**PROBLEM**
Omit every picture and output the rest of the records exactly as they are.

— begin RECORDS FOR PROCESSING —

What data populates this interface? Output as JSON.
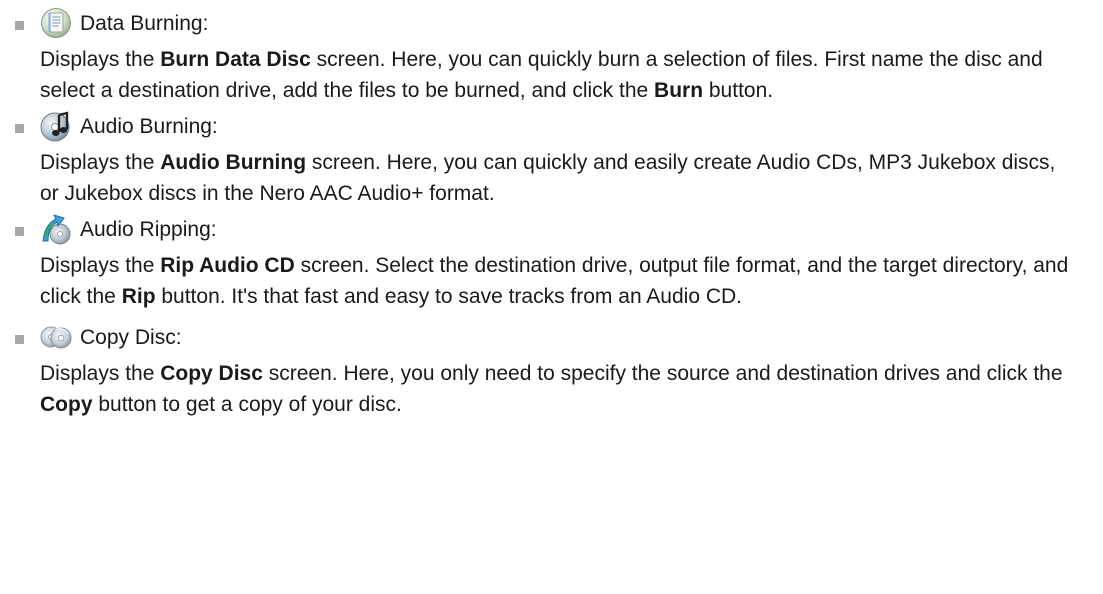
{
  "items": [
    {
      "title": "Data Burning:",
      "icon": "data-disc-icon",
      "desc": [
        {
          "t": "Displays the ",
          "b": false
        },
        {
          "t": "Burn Data Disc",
          "b": true
        },
        {
          "t": " screen. Here, you can quickly burn a selection of files. First name the disc and select a destination drive, add the files to be burned, and click the ",
          "b": false
        },
        {
          "t": "Burn",
          "b": true
        },
        {
          "t": " button.",
          "b": false
        }
      ]
    },
    {
      "title": "Audio Burning:",
      "icon": "audio-disc-icon",
      "desc": [
        {
          "t": "Displays the ",
          "b": false
        },
        {
          "t": "Audio Burning",
          "b": true
        },
        {
          "t": " screen. Here, you can quickly and easily create Audio CDs, MP3 Jukebox discs, or Jukebox discs in the Nero AAC Audio+ format.",
          "b": false
        }
      ]
    },
    {
      "title": "Audio Ripping:",
      "icon": "audio-rip-icon",
      "desc": [
        {
          "t": "Displays the ",
          "b": false
        },
        {
          "t": "Rip Audio CD",
          "b": true
        },
        {
          "t": " screen. Select the destination drive, output file format, and the target directory, and click the ",
          "b": false
        },
        {
          "t": "Rip",
          "b": true
        },
        {
          "t": " button. It's that fast and easy to save tracks from an Audio CD.",
          "b": false
        }
      ]
    },
    {
      "title": "Copy Disc:",
      "icon": "copy-disc-icon",
      "desc": [
        {
          "t": "Displays the ",
          "b": false
        },
        {
          "t": "Copy Disc",
          "b": true
        },
        {
          "t": " screen. Here, you only need to specify the source and destination drives and click the ",
          "b": false
        },
        {
          "t": "Copy",
          "b": true
        },
        {
          "t": " button to get a copy of your disc.",
          "b": false
        }
      ]
    }
  ]
}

— end RECORDS FOR PROCESSING —

**TASK SOLUTION**
What data populates this interface? Output as JSON.
{
  "items": [
    {
      "title": "Data Burning:",
      "icon": "data-disc-icon",
      "desc": [
        {
          "t": "Displays the ",
          "b": false
        },
        {
          "t": "Burn Data Disc",
          "b": true
        },
        {
          "t": " screen. Here, you can quickly burn a selection of files. First name the disc and select a destination drive, add the files to be burned, and click the ",
          "b": false
        },
        {
          "t": "Burn",
          "b": true
        },
        {
          "t": " button.",
          "b": false
        }
      ]
    },
    {
      "title": "Audio Burning:",
      "icon": "audio-disc-icon",
      "desc": [
        {
          "t": "Displays the ",
          "b": false
        },
        {
          "t": "Audio Burning",
          "b": true
        },
        {
          "t": " screen. Here, you can quickly and easily create Audio CDs, MP3 Jukebox discs, or Jukebox discs in the Nero AAC Audio+ format.",
          "b": false
        }
      ]
    },
    {
      "title": "Audio Ripping:",
      "icon": "audio-rip-icon",
      "desc": [
        {
          "t": "Displays the ",
          "b": false
        },
        {
          "t": "Rip Audio CD",
          "b": true
        },
        {
          "t": " screen. Select the destination drive, output file format, and the target directory, and click the ",
          "b": false
        },
        {
          "t": "Rip",
          "b": true
        },
        {
          "t": " button. It's that fast and easy to save tracks from an Audio CD.",
          "b": false
        }
      ]
    },
    {
      "title": "Copy Disc:",
      "icon": "copy-disc-icon",
      "desc": [
        {
          "t": "Displays the ",
          "b": false
        },
        {
          "t": "Copy Disc",
          "b": true
        },
        {
          "t": " screen. Here, you only need to specify the source and destination drives and click the ",
          "b": false
        },
        {
          "t": "Copy",
          "b": true
        },
        {
          "t": " button to get a copy of your disc.",
          "b": false
        }
      ]
    }
  ]
}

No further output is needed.